#### SHORT PROBLEM:
Transcribe the records below in full; pictures stay out of the copy.

───

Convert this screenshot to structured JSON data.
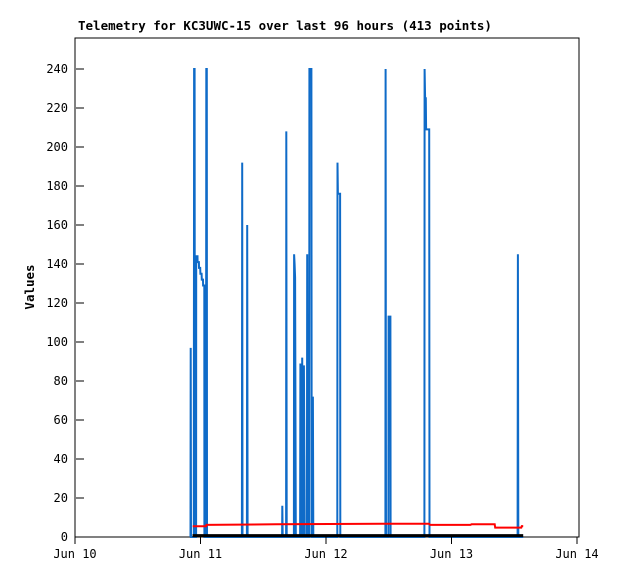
{
  "page": {
    "background_color": "#ffffff"
  },
  "chart_data": {
    "type": "line",
    "title": "Telemetry for KC3UWC-15 over last 96 hours (413 points)",
    "xlabel": "",
    "ylabel": "Values",
    "points_note": "413 points",
    "station": "KC3UWC-15",
    "timespan_hours": 96,
    "grid": false,
    "legend": "none",
    "x_unit": "days since Jun 10",
    "xlim_days": [
      0,
      4
    ],
    "ylim": [
      0,
      256
    ],
    "x_ticks": [
      {
        "day": 0,
        "label": "Jun 10"
      },
      {
        "day": 1,
        "label": "Jun 11"
      },
      {
        "day": 2,
        "label": "Jun 12"
      },
      {
        "day": 3,
        "label": "Jun 13"
      },
      {
        "day": 4,
        "label": "Jun 14"
      }
    ],
    "y_ticks": [
      0,
      20,
      40,
      60,
      80,
      100,
      120,
      140,
      160,
      180,
      200,
      220,
      240
    ],
    "colors": {
      "blue_series": "#0f6bc8",
      "red_series": "#ff0000",
      "black_series": "#000000",
      "border": "#000000",
      "title_text": "#000000"
    },
    "series": [
      {
        "name": "telemetry-values-blue",
        "color": "#0f6bc8",
        "stroke_width": 2,
        "points": [
          [
            0.92,
            0
          ],
          [
            0.922,
            97
          ],
          [
            0.924,
            0
          ],
          [
            0.947,
            0
          ],
          [
            0.949,
            240
          ],
          [
            0.953,
            240
          ],
          [
            0.955,
            0
          ],
          [
            0.965,
            0
          ],
          [
            0.966,
            144
          ],
          [
            0.976,
            144
          ],
          [
            0.977,
            141
          ],
          [
            0.987,
            141
          ],
          [
            0.988,
            138
          ],
          [
            0.998,
            138
          ],
          [
            0.999,
            135
          ],
          [
            1.009,
            135
          ],
          [
            1.01,
            132
          ],
          [
            1.02,
            132
          ],
          [
            1.021,
            129
          ],
          [
            1.03,
            129
          ],
          [
            1.031,
            0
          ],
          [
            1.044,
            0
          ],
          [
            1.046,
            240
          ],
          [
            1.05,
            240
          ],
          [
            1.052,
            0
          ],
          [
            1.33,
            0
          ],
          [
            1.332,
            192
          ],
          [
            1.335,
            0
          ],
          [
            1.37,
            0
          ],
          [
            1.372,
            160
          ],
          [
            1.375,
            0
          ],
          [
            1.65,
            0
          ],
          [
            1.652,
            16
          ],
          [
            1.655,
            0
          ],
          [
            1.682,
            0
          ],
          [
            1.684,
            208
          ],
          [
            1.687,
            0
          ],
          [
            1.744,
            0
          ],
          [
            1.746,
            145
          ],
          [
            1.75,
            140
          ],
          [
            1.754,
            133
          ],
          [
            1.757,
            57
          ],
          [
            1.759,
            0
          ],
          [
            1.794,
            0
          ],
          [
            1.796,
            89
          ],
          [
            1.8,
            28
          ],
          [
            1.802,
            0
          ],
          [
            1.808,
            0
          ],
          [
            1.81,
            92
          ],
          [
            1.814,
            10
          ],
          [
            1.816,
            0
          ],
          [
            1.822,
            0
          ],
          [
            1.824,
            88
          ],
          [
            1.828,
            35
          ],
          [
            1.83,
            0
          ],
          [
            1.848,
            0
          ],
          [
            1.85,
            145
          ],
          [
            1.853,
            0
          ],
          [
            1.866,
            0
          ],
          [
            1.868,
            240
          ],
          [
            1.884,
            240
          ],
          [
            1.886,
            0
          ],
          [
            1.894,
            0
          ],
          [
            1.896,
            72
          ],
          [
            1.899,
            0
          ],
          [
            2.09,
            0
          ],
          [
            2.092,
            192
          ],
          [
            2.095,
            176
          ],
          [
            2.112,
            176
          ],
          [
            2.114,
            0
          ],
          [
            2.473,
            0
          ],
          [
            2.475,
            240
          ],
          [
            2.478,
            0
          ],
          [
            2.497,
            0
          ],
          [
            2.499,
            113
          ],
          [
            2.513,
            113
          ],
          [
            2.515,
            0
          ],
          [
            2.784,
            0
          ],
          [
            2.786,
            240
          ],
          [
            2.79,
            225
          ],
          [
            2.795,
            225
          ],
          [
            2.798,
            209
          ],
          [
            2.822,
            209
          ],
          [
            2.825,
            0
          ],
          [
            3.527,
            0
          ],
          [
            3.529,
            145
          ],
          [
            3.532,
            0
          ],
          [
            3.571,
            0
          ]
        ]
      },
      {
        "name": "telemetry-values-red",
        "color": "#ff0000",
        "stroke_width": 2,
        "points": [
          [
            0.938,
            5.5
          ],
          [
            1.045,
            5.5
          ],
          [
            1.047,
            6.2
          ],
          [
            1.6,
            6.5
          ],
          [
            2.6,
            6.8
          ],
          [
            2.82,
            6.8
          ],
          [
            2.83,
            6.2
          ],
          [
            3.15,
            6.2
          ],
          [
            3.16,
            6.5
          ],
          [
            3.344,
            6.5
          ],
          [
            3.348,
            4.8
          ],
          [
            3.556,
            4.8
          ],
          [
            3.56,
            5.6
          ],
          [
            3.571,
            5.6
          ]
        ]
      },
      {
        "name": "telemetry-values-black",
        "color": "#000000",
        "stroke_width": 3,
        "points": [
          [
            0.936,
            0.7
          ],
          [
            3.571,
            0.7
          ]
        ]
      }
    ]
  }
}
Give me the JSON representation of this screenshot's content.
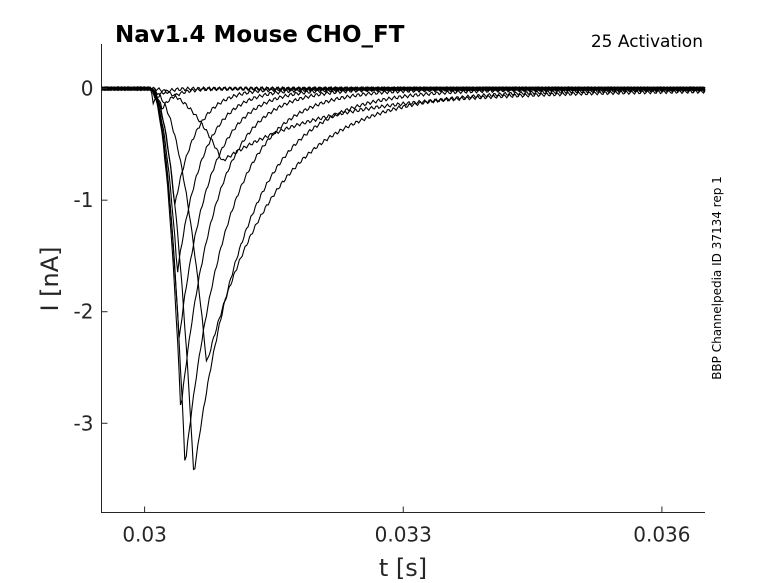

───

#### EXERCISE RESPONSE:
Convert this screenshot to structured JSON data.
{
  "page": {
    "background_color": "#ffffff"
  },
  "chart_data": {
    "type": "line",
    "title": "Telemetry for KC3UWC-15 over last 96 hours (413 points)",
    "xlabel": "",
    "ylabel": "Values",
    "points_note": "413 points",
    "station": "KC3UWC-15",
    "timespan_hours": 96,
    "grid": false,
    "legend": "none",
    "x_unit": "days since Jun 10",
    "xlim_days": [
      0,
      4
    ],
    "ylim": [
      0,
      256
    ],
    "x_ticks": [
      {
        "day": 0,
        "label": "Jun 10"
      },
      {
        "day": 1,
        "label": "Jun 11"
      },
      {
        "day": 2,
        "label": "Jun 12"
      },
      {
        "day": 3,
        "label": "Jun 13"
      },
      {
        "day": 4,
        "label": "Jun 14"
      }
    ],
    "y_ticks": [
      0,
      20,
      40,
      60,
      80,
      100,
      120,
      140,
      160,
      180,
      200,
      220,
      240
    ],
    "colors": {
      "blue_series": "#0f6bc8",
      "red_series": "#ff0000",
      "black_series": "#000000",
      "border": "#000000",
      "title_text": "#000000"
    },
    "series": [
      {
        "name": "telemetry-values-blue",
        "color": "#0f6bc8",
        "stroke_width": 2,
        "points": [
          [
            0.92,
            0
          ],
          [
            0.922,
            97
          ],
          [
            0.924,
            0
          ],
          [
            0.947,
            0
          ],
          [
            0.949,
            240
          ],
          [
            0.953,
            240
          ],
          [
            0.955,
            0
          ],
          [
            0.965,
            0
          ],
          [
            0.966,
            144
          ],
          [
            0.976,
            144
          ],
          [
            0.977,
            141
          ],
          [
            0.987,
            141
          ],
          [
            0.988,
            138
          ],
          [
            0.998,
            138
          ],
          [
            0.999,
            135
          ],
          [
            1.009,
            135
          ],
          [
            1.01,
            132
          ],
          [
            1.02,
            132
          ],
          [
            1.021,
            129
          ],
          [
            1.03,
            129
          ],
          [
            1.031,
            0
          ],
          [
            1.044,
            0
          ],
          [
            1.046,
            240
          ],
          [
            1.05,
            240
          ],
          [
            1.052,
            0
          ],
          [
            1.33,
            0
          ],
          [
            1.332,
            192
          ],
          [
            1.335,
            0
          ],
          [
            1.37,
            0
          ],
          [
            1.372,
            160
          ],
          [
            1.375,
            0
          ],
          [
            1.65,
            0
          ],
          [
            1.652,
            16
          ],
          [
            1.655,
            0
          ],
          [
            1.682,
            0
          ],
          [
            1.684,
            208
          ],
          [
            1.687,
            0
          ],
          [
            1.744,
            0
          ],
          [
            1.746,
            145
          ],
          [
            1.75,
            140
          ],
          [
            1.754,
            133
          ],
          [
            1.757,
            57
          ],
          [
            1.759,
            0
          ],
          [
            1.794,
            0
          ],
          [
            1.796,
            89
          ],
          [
            1.8,
            28
          ],
          [
            1.802,
            0
          ],
          [
            1.808,
            0
          ],
          [
            1.81,
            92
          ],
          [
            1.814,
            10
          ],
          [
            1.816,
            0
          ],
          [
            1.822,
            0
          ],
          [
            1.824,
            88
          ],
          [
            1.828,
            35
          ],
          [
            1.83,
            0
          ],
          [
            1.848,
            0
          ],
          [
            1.85,
            145
          ],
          [
            1.853,
            0
          ],
          [
            1.866,
            0
          ],
          [
            1.868,
            240
          ],
          [
            1.884,
            240
          ],
          [
            1.886,
            0
          ],
          [
            1.894,
            0
          ],
          [
            1.896,
            72
          ],
          [
            1.899,
            0
          ],
          [
            2.09,
            0
          ],
          [
            2.092,
            192
          ],
          [
            2.095,
            176
          ],
          [
            2.112,
            176
          ],
          [
            2.114,
            0
          ],
          [
            2.473,
            0
          ],
          [
            2.475,
            240
          ],
          [
            2.478,
            0
          ],
          [
            2.497,
            0
          ],
          [
            2.499,
            113
          ],
          [
            2.513,
            113
          ],
          [
            2.515,
            0
          ],
          [
            2.784,
            0
          ],
          [
            2.786,
            240
          ],
          [
            2.79,
            225
          ],
          [
            2.795,
            225
          ],
          [
            2.798,
            209
          ],
          [
            2.822,
            209
          ],
          [
            2.825,
            0
          ],
          [
            3.527,
            0
          ],
          [
            3.529,
            145
          ],
          [
            3.532,
            0
          ],
          [
            3.571,
            0
          ]
        ]
      },
      {
        "name": "telemetry-values-red",
        "color": "#ff0000",
        "stroke_width": 2,
        "points": [
          [
            0.938,
            5.5
          ],
          [
            1.045,
            5.5
          ],
          [
            1.047,
            6.2
          ],
          [
            1.6,
            6.5
          ],
          [
            2.6,
            6.8
          ],
          [
            2.82,
            6.8
          ],
          [
            2.83,
            6.2
          ],
          [
            3.15,
            6.2
          ],
          [
            3.16,
            6.5
          ],
          [
            3.344,
            6.5
          ],
          [
            3.348,
            4.8
          ],
          [
            3.556,
            4.8
          ],
          [
            3.56,
            5.6
          ],
          [
            3.571,
            5.6
          ]
        ]
      },
      {
        "name": "telemetry-values-black",
        "color": "#000000",
        "stroke_width": 3,
        "points": [
          [
            0.936,
            0.7
          ],
          [
            3.571,
            0.7
          ]
        ]
      }
    ]
  }
}
Give me the JSON representation of this screenshot's content.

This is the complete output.